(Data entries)
** BEGIN **
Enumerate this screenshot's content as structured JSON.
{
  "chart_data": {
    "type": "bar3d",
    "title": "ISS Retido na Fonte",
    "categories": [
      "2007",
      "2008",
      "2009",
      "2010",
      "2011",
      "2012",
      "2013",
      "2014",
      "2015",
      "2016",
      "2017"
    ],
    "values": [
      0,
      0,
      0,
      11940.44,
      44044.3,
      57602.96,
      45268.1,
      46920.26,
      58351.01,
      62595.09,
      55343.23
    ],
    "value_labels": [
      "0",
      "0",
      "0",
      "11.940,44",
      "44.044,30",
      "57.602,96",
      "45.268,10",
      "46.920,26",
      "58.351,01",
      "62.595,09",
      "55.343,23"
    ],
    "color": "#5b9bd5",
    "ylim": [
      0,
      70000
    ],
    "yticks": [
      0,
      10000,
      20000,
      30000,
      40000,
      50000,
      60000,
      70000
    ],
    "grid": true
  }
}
** END **
Description of the task >>
Print the records above exactly as they appear.

Response for this exercise >>
Enumerate this screenshot's content as structured JSON.
{
  "chart_data": {
    "type": "bar3d",
    "title": "ISS Retido na Fonte",
    "categories": [
      "2007",
      "2008",
      "2009",
      "2010",
      "2011",
      "2012",
      "2013",
      "2014",
      "2015",
      "2016",
      "2017"
    ],
    "values": [
      0,
      0,
      0,
      11940.44,
      44044.3,
      57602.96,
      45268.1,
      46920.26,
      58351.01,
      62595.09,
      55343.23
    ],
    "value_labels": [
      "0",
      "0",
      "0",
      "11.940,44",
      "44.044,30",
      "57.602,96",
      "45.268,10",
      "46.920,26",
      "58.351,01",
      "62.595,09",
      "55.343,23"
    ],
    "color": "#5b9bd5",
    "ylim": [
      0,
      70000
    ],
    "yticks": [
      0,
      10000,
      20000,
      30000,
      40000,
      50000,
      60000,
      70000
    ],
    "grid": true
  }
}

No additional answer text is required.